[Collected data]
- - - - - - -
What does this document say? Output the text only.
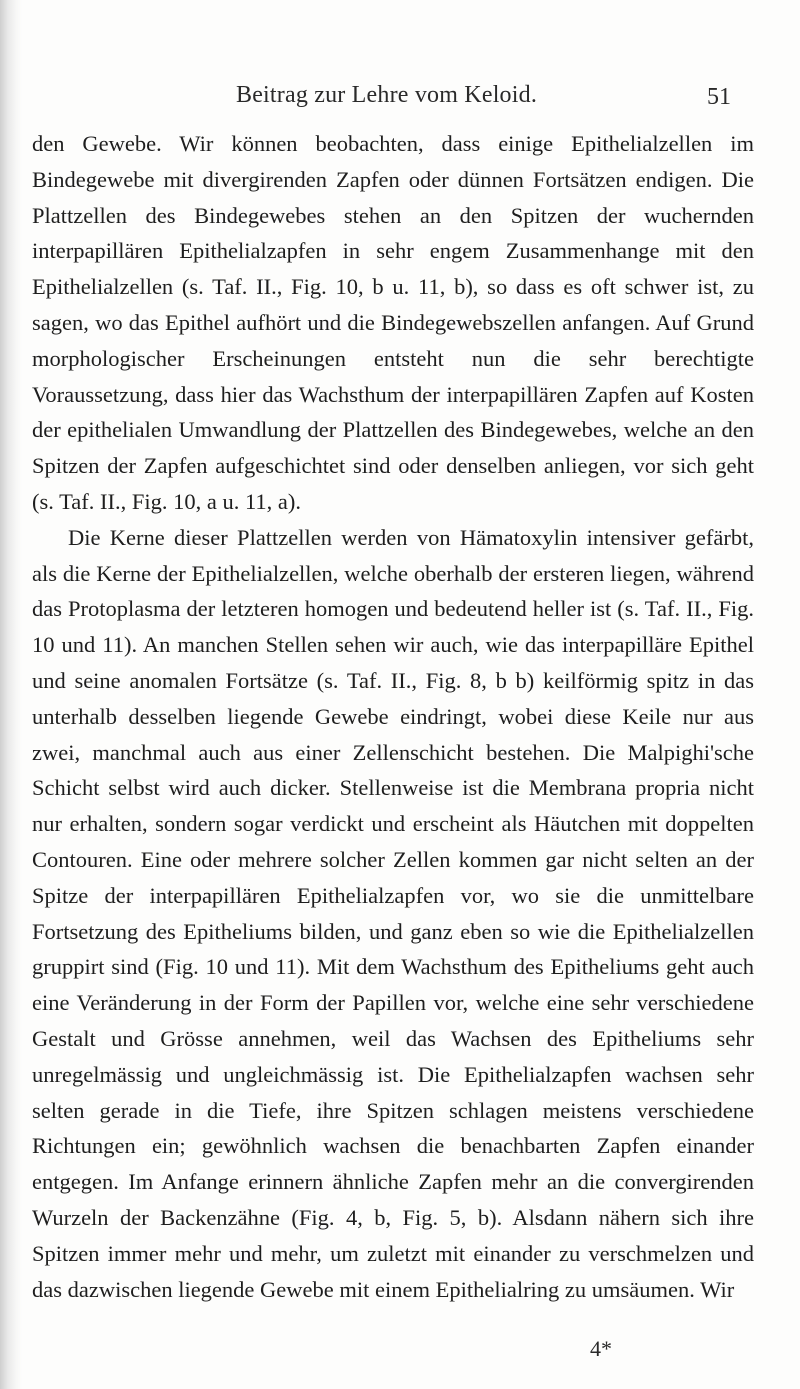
Beitrag zur Lehre vom Keloid.	51

den Gewebe. Wir können beobachten, dass einige Epithelialzellen im Bindegewebe mit divergirenden Zapfen oder dünnen Fortsätzen endigen. Die Plattzellen des Bindegewebes stehen an den Spitzen der wuchernden interpapillären Epithelialzapfen in sehr engem Zusammenhange mit den Epithelialzellen (s. Taf. II., Fig. 10, b u. 11, b), so dass es oft schwer ist, zu sagen, wo das Epithel aufhört und die Bindegewebszellen anfangen. Auf Grund morphologischer Erscheinungen entsteht nun die sehr berechtigte Voraussetzung, dass hier das Wachsthum der interpapillären Zapfen auf Kosten der epithelialen Umwandlung der Plattzellen des Bindegewebes, welche an den Spitzen der Zapfen aufgeschichtet sind oder denselben anliegen, vor sich geht (s. Taf. II., Fig. 10, a u. 11, a).

Die Kerne dieser Plattzellen werden von Hämatoxylin intensiver gefärbt, als die Kerne der Epithelialzellen, welche oberhalb der ersteren liegen, während das Protoplasma der letzteren homogen und bedeutend heller ist (s. Taf. II., Fig. 10 und 11). An manchen Stellen sehen wir auch, wie das interpapilläre Epithel und seine anomalen Fortsätze (s. Taf. II., Fig. 8, b b) keilförmig spitz in das unterhalb desselben liegende Gewebe eindringt, wobei diese Keile nur aus zwei, manchmal auch aus einer Zellenschicht bestehen. Die Malpighi'sche Schicht selbst wird auch dicker. Stellenweise ist die Membrana propria nicht nur erhalten, sondern sogar verdickt und erscheint als Häutchen mit doppelten Contouren. Eine oder mehrere solcher Zellen kommen gar nicht selten an der Spitze der interpapillären Epithelialzapfen vor, wo sie die unmittelbare Fortsetzung des Epitheliums bilden, und ganz eben so wie die Epithelialzellen gruppirt sind (Fig. 10 und 11). Mit dem Wachsthum des Epitheliums geht auch eine Veränderung in der Form der Papillen vor, welche eine sehr verschiedene Gestalt und Grösse annehmen, weil das Wachsen des Epitheliums sehr unregelmässig und ungleichmässig ist. Die Epithelialzapfen wachsen sehr selten gerade in die Tiefe, ihre Spitzen schlagen meistens verschiedene Richtungen ein; gewöhnlich wachsen die benachbarten Zapfen einander entgegen. Im Anfange erinnern ähnliche Zapfen mehr an die convergirenden Wurzeln der Backenzähne (Fig. 4, b, Fig. 5, b). Alsdann nähern sich ihre Spitzen immer mehr und mehr, um zuletzt mit einander zu verschmelzen und das dazwischen liegende Gewebe mit einem Epithelialring zu umsäumen. Wir

4*
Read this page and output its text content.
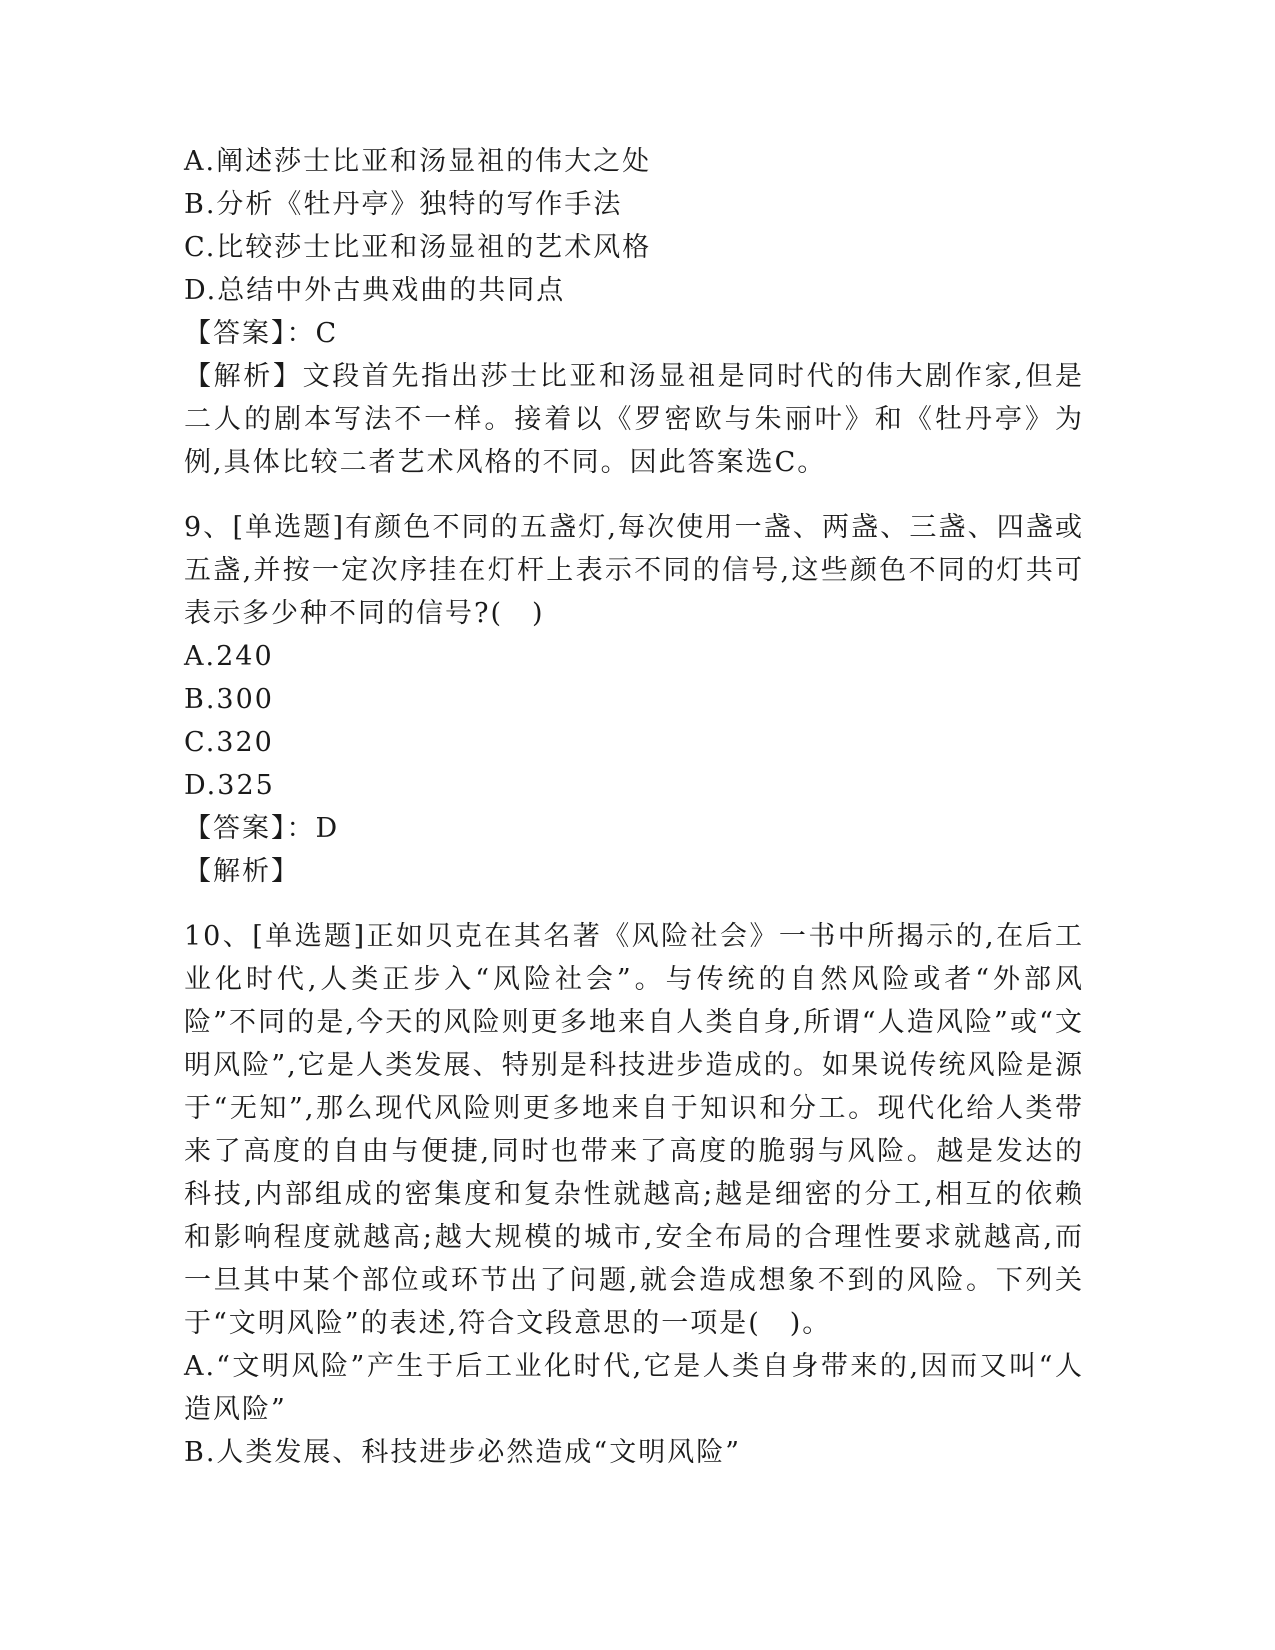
A.阐述莎士比亚和汤显祖的伟大之处
B.分析《牡丹亭》独特的写作手法
C.比较莎士比亚和汤显祖的艺术风格
D.总结中外古典戏曲的共同点
【答案】：C
【解析】文段首先指出莎士比亚和汤显祖是同时代的伟大剧作家,但是二人的剧本写法不一样。接着以《罗密欧与朱丽叶》和《牡丹亭》为例,具体比较二者艺术风格的不同。因此答案选C。
9、[单选题]有颜色不同的五盏灯,每次使用一盏、两盏、三盏、四盏或五盏,并按一定次序挂在灯杆上表示不同的信号,这些颜色不同的灯共可表示多少种不同的信号?(　)
A.240
B.300
C.320
D.325
【答案】：D
【解析】
10、[单选题]正如贝克在其名著《风险社会》一书中所揭示的,在后工业化时代,人类正步入“风险社会”。与传统的自然风险或者“外部风险”不同的是,今天的风险则更多地来自人类自身,所谓“人造风险”或“文明风险”,它是人类发展、特别是科技进步造成的。如果说传统风险是源于“无知”,那么现代风险则更多地来自于知识和分工。现代化给人类带来了高度的自由与便捷,同时也带来了高度的脆弱与风险。越是发达的科技,内部组成的密集度和复杂性就越高;越是细密的分工,相互的依赖和影响程度就越高;越大规模的城市,安全布局的合理性要求就越高,而一旦其中某个部位或环节出了问题,就会造成想象不到的风险。下列关于“文明风险”的表述,符合文段意思的一项是(　)。
A.“文明风险”产生于后工业化时代,它是人类自身带来的,因而又叫“人造风险”
B.人类发展、科技进步必然造成“文明风险”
- - - - - - -
■ WHAT IS EXPECTED: All the records need to be repeated exactly, with the images dropped.

■ OUTPUT FOR THIS TASK:
What does this document say? Output the text only.
Beitrag zur Lehre vom Keloid.	51

den Gewebe. Wir können beobachten, dass einige Epithelialzellen im Bindegewebe mit divergirenden Zapfen oder dünnen Fortsätzen endigen. Die Plattzellen des Bindegewebes stehen an den Spitzen der wuchernden interpapillären Epithelialzapfen in sehr engem Zusammenhange mit den Epithelialzellen (s. Taf. II., Fig. 10, b u. 11, b), so dass es oft schwer ist, zu sagen, wo das Epithel aufhört und die Bindegewebszellen anfangen. Auf Grund morphologischer Erscheinungen entsteht nun die sehr berechtigte Voraussetzung, dass hier das Wachsthum der interpapillären Zapfen auf Kosten der epithelialen Umwandlung der Plattzellen des Bindegewebes, welche an den Spitzen der Zapfen aufgeschichtet sind oder denselben anliegen, vor sich geht (s. Taf. II., Fig. 10, a u. 11, a).

Die Kerne dieser Plattzellen werden von Hämatoxylin intensiver gefärbt, als die Kerne der Epithelialzellen, welche oberhalb der ersteren liegen, während das Protoplasma der letzteren homogen und bedeutend heller ist (s. Taf. II., Fig. 10 und 11). An manchen Stellen sehen wir auch, wie das interpapilläre Epithel und seine anomalen Fortsätze (s. Taf. II., Fig. 8, b b) keilförmig spitz in das unterhalb desselben liegende Gewebe eindringt, wobei diese Keile nur aus zwei, manchmal auch aus einer Zellenschicht bestehen. Die Malpighi'sche Schicht selbst wird auch dicker. Stellenweise ist die Membrana propria nicht nur erhalten, sondern sogar verdickt und erscheint als Häutchen mit doppelten Contouren. Eine oder mehrere solcher Zellen kommen gar nicht selten an der Spitze der interpapillären Epithelialzapfen vor, wo sie die unmittelbare Fortsetzung des Epitheliums bilden, und ganz eben so wie die Epithelialzellen gruppirt sind (Fig. 10 und 11). Mit dem Wachsthum des Epitheliums geht auch eine Veränderung in der Form der Papillen vor, welche eine sehr verschiedene Gestalt und Grösse annehmen, weil das Wachsen des Epitheliums sehr unregelmässig und ungleichmässig ist. Die Epithelialzapfen wachsen sehr selten gerade in die Tiefe, ihre Spitzen schlagen meistens verschiedene Richtungen ein; gewöhnlich wachsen die benachbarten Zapfen einander entgegen. Im Anfange erinnern ähnliche Zapfen mehr an die convergirenden Wurzeln der Backenzähne (Fig. 4, b, Fig. 5, b). Alsdann nähern sich ihre Spitzen immer mehr und mehr, um zuletzt mit einander zu verschmelzen und das dazwischen liegende Gewebe mit einem Epithelialring zu umsäumen. Wir

4*
Read this page and output its text content.
A.阐述莎士比亚和汤显祖的伟大之处
B.分析《牡丹亭》独特的写作手法
C.比较莎士比亚和汤显祖的艺术风格
D.总结中外古典戏曲的共同点
【答案】：C
【解析】文段首先指出莎士比亚和汤显祖是同时代的伟大剧作家,但是二人的剧本写法不一样。接着以《罗密欧与朱丽叶》和《牡丹亭》为例,具体比较二者艺术风格的不同。因此答案选C。
9、[单选题]有颜色不同的五盏灯,每次使用一盏、两盏、三盏、四盏或五盏,并按一定次序挂在灯杆上表示不同的信号,这些颜色不同的灯共可表示多少种不同的信号?(　)
A.240
B.300
C.320
D.325
【答案】：D
【解析】
10、[单选题]正如贝克在其名著《风险社会》一书中所揭示的,在后工业化时代,人类正步入“风险社会”。与传统的自然风险或者“外部风险”不同的是,今天的风险则更多地来自人类自身,所谓“人造风险”或“文明风险”,它是人类发展、特别是科技进步造成的。如果说传统风险是源于“无知”,那么现代风险则更多地来自于知识和分工。现代化给人类带来了高度的自由与便捷,同时也带来了高度的脆弱与风险。越是发达的科技,内部组成的密集度和复杂性就越高;越是细密的分工,相互的依赖和影响程度就越高;越大规模的城市,安全布局的合理性要求就越高,而一旦其中某个部位或环节出了问题,就会造成想象不到的风险。下列关于“文明风险”的表述,符合文段意思的一项是(　)。
A.“文明风险”产生于后工业化时代,它是人类自身带来的,因而又叫“人造风险”
B.人类发展、科技进步必然造成“文明风险”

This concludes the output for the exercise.